# Task details
Could you write out the records below exactly as they appear, leaving out any pictures?

# Given data
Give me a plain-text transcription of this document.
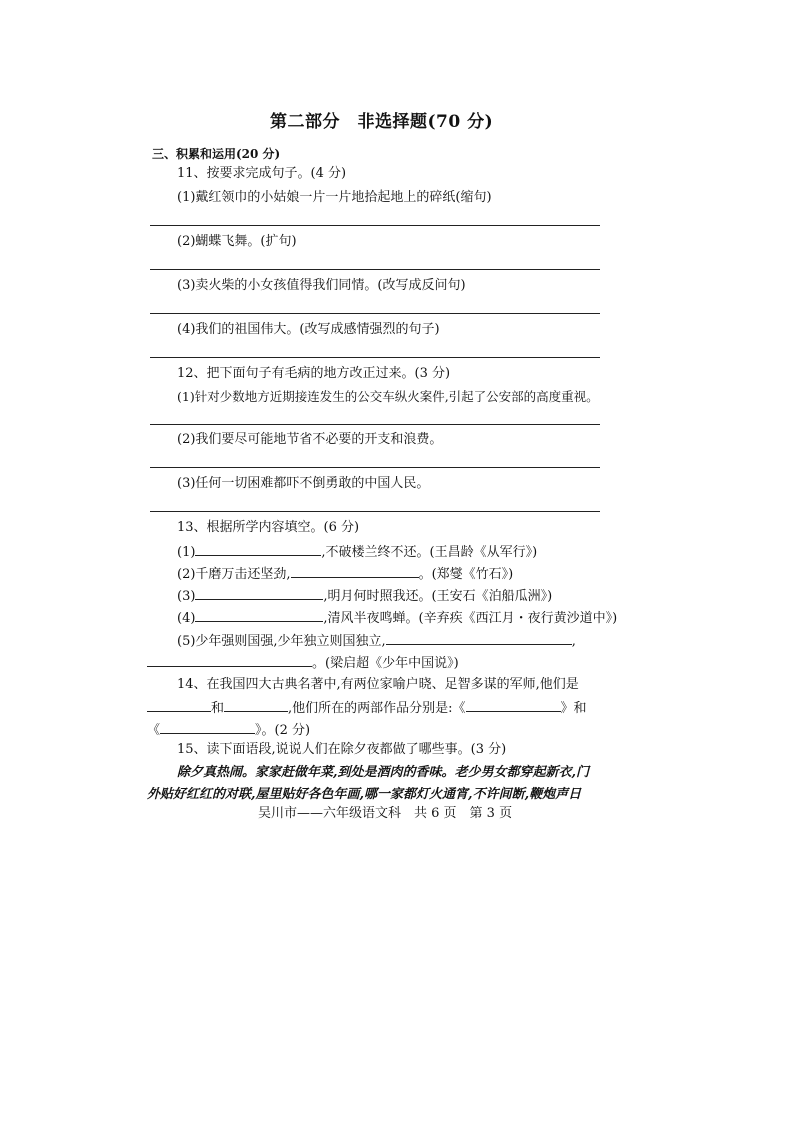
第二部分　非选择题(70 分)
三、积累和运用(20 分)
11、按要求完成句子。(4 分)
(1)戴红领巾的小姑娘一片一片地拾起地上的碎纸(缩句)
(2)蝴蝶飞舞。(扩句)
(3)卖火柴的小女孩值得我们同情。(改写成反问句)
(4)我们的祖国伟大。(改写成感情强烈的句子)
12、把下面句子有毛病的地方改正过来。(3 分)
(1)针对少数地方近期接连发生的公交车纵火案件,引起了公安部的高度重视。
(2)我们要尽可能地节省不必要的开支和浪费。
(3)任何一切困难都吓不倒勇敢的中国人民。
13、根据所学内容填空。(6 分)
(1)	,不破楼兰终不还。(王昌龄《从军行》)
(2)千磨万击还坚劲,	。(郑燮《竹石》)
(3)	,明月何时照我还。(王安石《泊船瓜洲》)
(4)	,清风半夜鸣蝉。(辛弃疾《西江月・夜行黄沙道中》)
(5)少年强则国强,少年独立则国独立,	,
。(梁启超《少年中国说》)
14、在我国四大古典名著中,有两位家喻户晓、足智多谋的军师,他们是
和	,他们所在的两部作品分别是:《	》和
《	》。(2 分)
15、读下面语段,说说人们在除夕夜都做了哪些事。(3 分)
除夕真热闹。家家赶做年菜,到处是酒肉的香味。老少男女都穿起新衣,门
外贴好红红的对联,屋里贴好各色年画,哪一家都灯火通宵,不许间断,鞭炮声日
吴川市——六年级语文科　共 6 页　第 3 页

# Full response
Give me a plain-text transcription of this document.
第二部分　非选择题(70 分)
三、积累和运用(20 分)
11、按要求完成句子。(4 分)
(1)戴红领巾的小姑娘一片一片地拾起地上的碎纸(缩句)
(2)蝴蝶飞舞。(扩句)
(3)卖火柴的小女孩值得我们同情。(改写成反问句)
(4)我们的祖国伟大。(改写成感情强烈的句子)
12、把下面句子有毛病的地方改正过来。(3 分)
(1)针对少数地方近期接连发生的公交车纵火案件,引起了公安部的高度重视。
(2)我们要尽可能地节省不必要的开支和浪费。
(3)任何一切困难都吓不倒勇敢的中国人民。
13、根据所学内容填空。(6 分)
(1)	,不破楼兰终不还。(王昌龄《从军行》)
(2)千磨万击还坚劲,	。(郑燮《竹石》)
(3)	,明月何时照我还。(王安石《泊船瓜洲》)
(4)	,清风半夜鸣蝉。(辛弃疾《西江月・夜行黄沙道中》)
(5)少年强则国强,少年独立则国独立,	,
。(梁启超《少年中国说》)
14、在我国四大古典名著中,有两位家喻户晓、足智多谋的军师,他们是
和	,他们所在的两部作品分别是:《	》和
《	》。(2 分)
15、读下面语段,说说人们在除夕夜都做了哪些事。(3 分)
除夕真热闹。家家赶做年菜,到处是酒肉的香味。老少男女都穿起新衣,门
外贴好红红的对联,屋里贴好各色年画,哪一家都灯火通宵,不许间断,鞭炮声日
吴川市——六年级语文科　共 6 页　第 3 页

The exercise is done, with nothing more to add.